(Some records)
————
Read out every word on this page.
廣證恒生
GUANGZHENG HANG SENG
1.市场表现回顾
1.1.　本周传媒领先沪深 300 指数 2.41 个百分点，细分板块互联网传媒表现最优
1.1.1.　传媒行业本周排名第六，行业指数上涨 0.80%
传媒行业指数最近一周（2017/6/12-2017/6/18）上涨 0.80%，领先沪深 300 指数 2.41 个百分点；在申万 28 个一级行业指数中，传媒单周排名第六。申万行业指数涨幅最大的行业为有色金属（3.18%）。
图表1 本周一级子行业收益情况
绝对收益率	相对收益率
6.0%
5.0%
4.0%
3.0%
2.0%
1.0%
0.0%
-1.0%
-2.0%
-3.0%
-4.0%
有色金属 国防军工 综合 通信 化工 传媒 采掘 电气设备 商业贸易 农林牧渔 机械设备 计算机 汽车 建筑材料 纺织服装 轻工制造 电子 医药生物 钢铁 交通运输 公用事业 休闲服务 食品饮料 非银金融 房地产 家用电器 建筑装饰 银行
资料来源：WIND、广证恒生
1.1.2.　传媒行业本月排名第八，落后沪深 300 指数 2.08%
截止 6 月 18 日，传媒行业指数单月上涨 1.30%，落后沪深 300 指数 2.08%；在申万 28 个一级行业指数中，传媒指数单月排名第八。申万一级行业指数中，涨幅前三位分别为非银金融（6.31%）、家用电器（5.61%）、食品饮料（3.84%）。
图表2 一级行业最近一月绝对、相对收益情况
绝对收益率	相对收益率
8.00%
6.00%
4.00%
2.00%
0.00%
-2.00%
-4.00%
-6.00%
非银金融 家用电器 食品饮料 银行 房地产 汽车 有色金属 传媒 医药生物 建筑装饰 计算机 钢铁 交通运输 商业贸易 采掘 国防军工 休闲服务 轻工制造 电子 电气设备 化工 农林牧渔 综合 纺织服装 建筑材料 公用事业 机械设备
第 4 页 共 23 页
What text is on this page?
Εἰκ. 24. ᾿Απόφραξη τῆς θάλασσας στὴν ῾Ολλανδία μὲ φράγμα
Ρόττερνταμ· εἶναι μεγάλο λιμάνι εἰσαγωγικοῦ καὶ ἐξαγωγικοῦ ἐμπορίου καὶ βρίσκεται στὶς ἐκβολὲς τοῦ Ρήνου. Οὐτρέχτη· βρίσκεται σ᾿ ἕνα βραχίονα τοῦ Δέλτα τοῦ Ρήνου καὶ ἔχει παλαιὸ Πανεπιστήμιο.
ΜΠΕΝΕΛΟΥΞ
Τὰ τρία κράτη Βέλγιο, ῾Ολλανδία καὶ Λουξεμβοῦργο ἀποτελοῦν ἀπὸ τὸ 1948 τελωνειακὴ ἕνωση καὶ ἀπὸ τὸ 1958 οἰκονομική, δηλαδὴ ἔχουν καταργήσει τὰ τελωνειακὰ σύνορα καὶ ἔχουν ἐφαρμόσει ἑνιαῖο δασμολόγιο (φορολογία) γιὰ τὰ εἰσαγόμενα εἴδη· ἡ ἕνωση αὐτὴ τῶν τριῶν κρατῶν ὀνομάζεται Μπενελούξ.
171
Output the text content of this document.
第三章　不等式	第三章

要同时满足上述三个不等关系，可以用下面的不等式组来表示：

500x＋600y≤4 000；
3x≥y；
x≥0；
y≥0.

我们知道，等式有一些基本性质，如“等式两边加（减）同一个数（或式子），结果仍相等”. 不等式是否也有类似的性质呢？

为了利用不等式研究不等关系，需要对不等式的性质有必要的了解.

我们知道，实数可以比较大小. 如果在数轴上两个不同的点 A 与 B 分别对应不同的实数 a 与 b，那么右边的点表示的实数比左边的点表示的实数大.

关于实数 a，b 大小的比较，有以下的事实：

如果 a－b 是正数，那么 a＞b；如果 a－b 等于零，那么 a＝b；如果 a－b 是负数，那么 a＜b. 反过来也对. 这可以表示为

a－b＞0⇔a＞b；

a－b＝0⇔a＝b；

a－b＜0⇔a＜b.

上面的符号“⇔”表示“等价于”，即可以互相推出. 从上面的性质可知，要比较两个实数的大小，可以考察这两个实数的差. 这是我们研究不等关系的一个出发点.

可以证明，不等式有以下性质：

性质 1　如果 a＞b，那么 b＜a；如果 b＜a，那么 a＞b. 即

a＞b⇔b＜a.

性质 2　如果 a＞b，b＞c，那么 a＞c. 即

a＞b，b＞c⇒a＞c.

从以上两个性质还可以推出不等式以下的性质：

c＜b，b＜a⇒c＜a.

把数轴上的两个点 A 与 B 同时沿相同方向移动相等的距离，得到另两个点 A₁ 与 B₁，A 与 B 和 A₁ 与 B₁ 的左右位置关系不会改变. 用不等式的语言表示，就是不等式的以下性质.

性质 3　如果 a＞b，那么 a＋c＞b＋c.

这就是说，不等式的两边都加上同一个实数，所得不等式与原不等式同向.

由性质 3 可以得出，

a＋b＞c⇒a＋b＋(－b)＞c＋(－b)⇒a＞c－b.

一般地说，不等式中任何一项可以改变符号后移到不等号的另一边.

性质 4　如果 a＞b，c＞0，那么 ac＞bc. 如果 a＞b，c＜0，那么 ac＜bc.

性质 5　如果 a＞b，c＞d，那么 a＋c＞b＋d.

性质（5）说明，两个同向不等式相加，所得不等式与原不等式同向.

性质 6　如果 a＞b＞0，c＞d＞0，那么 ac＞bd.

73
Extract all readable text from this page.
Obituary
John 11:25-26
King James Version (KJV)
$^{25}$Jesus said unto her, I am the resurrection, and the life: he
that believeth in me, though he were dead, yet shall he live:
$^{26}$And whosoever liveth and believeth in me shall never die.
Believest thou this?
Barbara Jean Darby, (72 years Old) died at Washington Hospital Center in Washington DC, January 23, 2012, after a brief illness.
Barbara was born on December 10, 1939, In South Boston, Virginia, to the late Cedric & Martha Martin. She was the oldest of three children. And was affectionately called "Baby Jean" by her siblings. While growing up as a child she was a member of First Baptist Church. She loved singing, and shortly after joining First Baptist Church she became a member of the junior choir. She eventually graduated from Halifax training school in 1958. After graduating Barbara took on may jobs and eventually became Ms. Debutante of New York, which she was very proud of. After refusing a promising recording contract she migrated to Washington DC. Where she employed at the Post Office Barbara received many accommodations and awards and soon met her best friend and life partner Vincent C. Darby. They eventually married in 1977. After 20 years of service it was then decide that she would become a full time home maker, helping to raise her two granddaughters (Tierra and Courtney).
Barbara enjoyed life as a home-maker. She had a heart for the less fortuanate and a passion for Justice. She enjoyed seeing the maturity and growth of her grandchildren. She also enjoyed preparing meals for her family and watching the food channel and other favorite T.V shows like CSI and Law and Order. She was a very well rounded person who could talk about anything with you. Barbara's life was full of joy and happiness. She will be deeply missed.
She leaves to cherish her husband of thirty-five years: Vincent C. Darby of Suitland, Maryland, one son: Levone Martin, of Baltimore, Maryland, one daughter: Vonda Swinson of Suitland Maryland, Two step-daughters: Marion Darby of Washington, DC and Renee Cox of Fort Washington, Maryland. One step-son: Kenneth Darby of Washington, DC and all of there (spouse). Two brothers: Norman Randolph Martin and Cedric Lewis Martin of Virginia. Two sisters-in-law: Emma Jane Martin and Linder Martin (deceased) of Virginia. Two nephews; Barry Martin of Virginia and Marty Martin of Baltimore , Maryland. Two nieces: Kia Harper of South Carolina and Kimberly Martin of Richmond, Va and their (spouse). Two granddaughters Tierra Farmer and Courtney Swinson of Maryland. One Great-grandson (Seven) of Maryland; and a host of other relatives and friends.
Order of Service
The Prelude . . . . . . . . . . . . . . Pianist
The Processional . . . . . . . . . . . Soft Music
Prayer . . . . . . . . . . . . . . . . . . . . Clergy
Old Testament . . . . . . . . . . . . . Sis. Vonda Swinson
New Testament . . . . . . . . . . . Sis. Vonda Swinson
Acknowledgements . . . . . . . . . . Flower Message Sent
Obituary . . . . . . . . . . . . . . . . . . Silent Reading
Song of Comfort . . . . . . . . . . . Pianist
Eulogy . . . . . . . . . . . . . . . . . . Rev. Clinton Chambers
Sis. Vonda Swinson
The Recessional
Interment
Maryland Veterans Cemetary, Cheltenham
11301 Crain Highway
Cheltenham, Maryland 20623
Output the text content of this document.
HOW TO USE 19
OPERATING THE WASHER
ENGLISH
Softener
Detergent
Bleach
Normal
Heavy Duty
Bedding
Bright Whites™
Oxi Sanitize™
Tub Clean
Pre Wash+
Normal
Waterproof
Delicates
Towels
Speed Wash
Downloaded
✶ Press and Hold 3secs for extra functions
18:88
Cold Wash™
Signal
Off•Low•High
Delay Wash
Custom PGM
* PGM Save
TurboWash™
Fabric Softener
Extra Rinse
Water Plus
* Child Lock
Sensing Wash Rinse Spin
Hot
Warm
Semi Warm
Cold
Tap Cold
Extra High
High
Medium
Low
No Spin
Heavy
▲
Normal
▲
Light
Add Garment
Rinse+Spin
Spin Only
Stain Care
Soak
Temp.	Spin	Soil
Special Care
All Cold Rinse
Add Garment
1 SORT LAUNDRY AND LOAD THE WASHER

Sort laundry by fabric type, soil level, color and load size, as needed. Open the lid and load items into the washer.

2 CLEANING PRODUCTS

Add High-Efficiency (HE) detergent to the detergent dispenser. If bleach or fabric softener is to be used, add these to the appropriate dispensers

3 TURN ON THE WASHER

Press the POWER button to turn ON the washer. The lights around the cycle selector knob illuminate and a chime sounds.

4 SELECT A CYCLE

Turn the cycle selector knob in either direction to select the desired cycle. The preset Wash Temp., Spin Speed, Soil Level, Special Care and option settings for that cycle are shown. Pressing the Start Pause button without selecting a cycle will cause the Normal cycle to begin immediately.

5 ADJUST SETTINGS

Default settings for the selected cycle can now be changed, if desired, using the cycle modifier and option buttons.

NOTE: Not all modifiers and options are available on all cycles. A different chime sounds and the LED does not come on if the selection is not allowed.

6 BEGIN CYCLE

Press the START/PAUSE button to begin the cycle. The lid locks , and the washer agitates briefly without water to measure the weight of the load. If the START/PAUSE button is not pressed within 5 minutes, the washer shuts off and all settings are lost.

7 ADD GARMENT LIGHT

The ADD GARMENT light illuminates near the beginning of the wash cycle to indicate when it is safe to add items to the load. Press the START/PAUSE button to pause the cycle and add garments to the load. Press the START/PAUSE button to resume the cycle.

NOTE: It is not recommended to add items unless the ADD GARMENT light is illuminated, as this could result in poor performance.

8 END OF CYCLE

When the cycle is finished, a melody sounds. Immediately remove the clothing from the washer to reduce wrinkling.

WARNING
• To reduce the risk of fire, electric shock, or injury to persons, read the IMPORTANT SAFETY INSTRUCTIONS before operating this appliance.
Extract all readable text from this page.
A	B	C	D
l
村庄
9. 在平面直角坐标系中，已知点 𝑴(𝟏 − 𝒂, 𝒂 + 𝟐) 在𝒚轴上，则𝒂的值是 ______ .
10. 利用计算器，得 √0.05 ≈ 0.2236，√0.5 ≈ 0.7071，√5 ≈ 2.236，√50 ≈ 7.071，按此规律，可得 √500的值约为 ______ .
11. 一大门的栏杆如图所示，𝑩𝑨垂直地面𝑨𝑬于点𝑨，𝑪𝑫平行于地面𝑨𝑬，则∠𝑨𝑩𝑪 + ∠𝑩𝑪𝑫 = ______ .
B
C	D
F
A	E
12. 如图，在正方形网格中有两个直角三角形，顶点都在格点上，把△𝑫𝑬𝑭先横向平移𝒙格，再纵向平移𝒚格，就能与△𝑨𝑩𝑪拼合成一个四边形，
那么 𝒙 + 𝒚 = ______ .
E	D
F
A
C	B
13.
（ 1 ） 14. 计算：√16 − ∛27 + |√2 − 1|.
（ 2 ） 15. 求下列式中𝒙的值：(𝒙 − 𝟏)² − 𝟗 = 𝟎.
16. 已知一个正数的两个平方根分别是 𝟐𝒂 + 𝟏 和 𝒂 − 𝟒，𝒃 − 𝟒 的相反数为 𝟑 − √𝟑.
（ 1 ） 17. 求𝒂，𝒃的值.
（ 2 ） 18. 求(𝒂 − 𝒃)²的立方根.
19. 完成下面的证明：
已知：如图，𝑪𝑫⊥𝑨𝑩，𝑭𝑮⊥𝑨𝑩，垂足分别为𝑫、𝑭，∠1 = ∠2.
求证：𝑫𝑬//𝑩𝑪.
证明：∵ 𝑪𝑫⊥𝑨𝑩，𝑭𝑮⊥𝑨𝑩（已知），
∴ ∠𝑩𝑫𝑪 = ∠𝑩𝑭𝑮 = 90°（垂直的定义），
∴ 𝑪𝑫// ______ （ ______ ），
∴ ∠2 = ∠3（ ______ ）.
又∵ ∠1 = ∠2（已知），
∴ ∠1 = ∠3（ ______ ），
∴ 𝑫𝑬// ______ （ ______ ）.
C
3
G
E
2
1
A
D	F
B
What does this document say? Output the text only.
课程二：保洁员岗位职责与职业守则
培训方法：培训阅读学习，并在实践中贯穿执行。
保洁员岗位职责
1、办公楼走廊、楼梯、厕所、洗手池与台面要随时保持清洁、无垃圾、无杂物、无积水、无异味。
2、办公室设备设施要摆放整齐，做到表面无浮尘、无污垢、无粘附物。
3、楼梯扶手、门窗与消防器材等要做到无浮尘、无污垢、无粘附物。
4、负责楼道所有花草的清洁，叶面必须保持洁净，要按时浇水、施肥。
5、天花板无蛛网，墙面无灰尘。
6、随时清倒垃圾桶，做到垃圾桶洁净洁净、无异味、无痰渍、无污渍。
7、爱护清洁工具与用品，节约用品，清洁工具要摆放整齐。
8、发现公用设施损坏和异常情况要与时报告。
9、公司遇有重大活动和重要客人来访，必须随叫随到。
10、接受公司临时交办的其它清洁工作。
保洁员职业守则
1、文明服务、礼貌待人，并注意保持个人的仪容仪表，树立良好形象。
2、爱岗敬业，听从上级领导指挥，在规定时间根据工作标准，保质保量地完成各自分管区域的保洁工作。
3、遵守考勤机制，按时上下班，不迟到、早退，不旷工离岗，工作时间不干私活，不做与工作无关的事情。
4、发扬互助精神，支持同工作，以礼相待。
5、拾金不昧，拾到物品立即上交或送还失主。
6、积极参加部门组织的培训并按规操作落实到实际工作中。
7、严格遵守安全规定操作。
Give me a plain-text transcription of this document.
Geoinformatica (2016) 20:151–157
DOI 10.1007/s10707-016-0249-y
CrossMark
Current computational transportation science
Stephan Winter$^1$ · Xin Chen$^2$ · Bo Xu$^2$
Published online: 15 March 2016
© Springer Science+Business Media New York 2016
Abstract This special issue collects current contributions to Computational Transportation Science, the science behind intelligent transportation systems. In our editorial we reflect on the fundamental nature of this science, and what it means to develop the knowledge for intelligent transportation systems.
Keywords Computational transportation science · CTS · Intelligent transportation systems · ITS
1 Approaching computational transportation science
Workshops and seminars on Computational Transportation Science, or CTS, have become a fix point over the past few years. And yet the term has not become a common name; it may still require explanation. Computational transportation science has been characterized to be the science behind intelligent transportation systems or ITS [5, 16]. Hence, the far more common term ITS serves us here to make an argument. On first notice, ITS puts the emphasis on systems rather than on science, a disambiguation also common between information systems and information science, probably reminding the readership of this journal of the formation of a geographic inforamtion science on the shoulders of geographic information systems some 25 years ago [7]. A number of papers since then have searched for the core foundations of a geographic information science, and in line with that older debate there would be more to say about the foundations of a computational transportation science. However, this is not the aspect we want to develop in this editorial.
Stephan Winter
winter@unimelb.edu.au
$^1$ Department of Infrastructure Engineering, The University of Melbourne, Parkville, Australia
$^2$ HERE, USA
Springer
————
• Given exercise:
Filter the listing above by the word "电气设备"; copy each line that passes.

• Exercise solution:
有色金属 国防军工 综合 通信 化工 传媒 采掘 电气设备 商业贸易 农林牧渔 机械设备 计算机 汽车 建筑材料 纺织服装 轻工制造 电子 医药生物 钢铁 交通运输 公用事业 休闲服务 食品饮料 非银金融 房地产 家用电器 建筑装饰 银行
非银金融 家用电器 食品饮料 银行 房地产 汽车 有色金属 传媒 医药生物 建筑装饰 计算机 钢铁 交通运输 商业贸易 采掘 国防军工 休闲服务 轻工制造 电子 电气设备 化工 农林牧渔 综合 纺织服装 建筑材料 公用事业 机械设备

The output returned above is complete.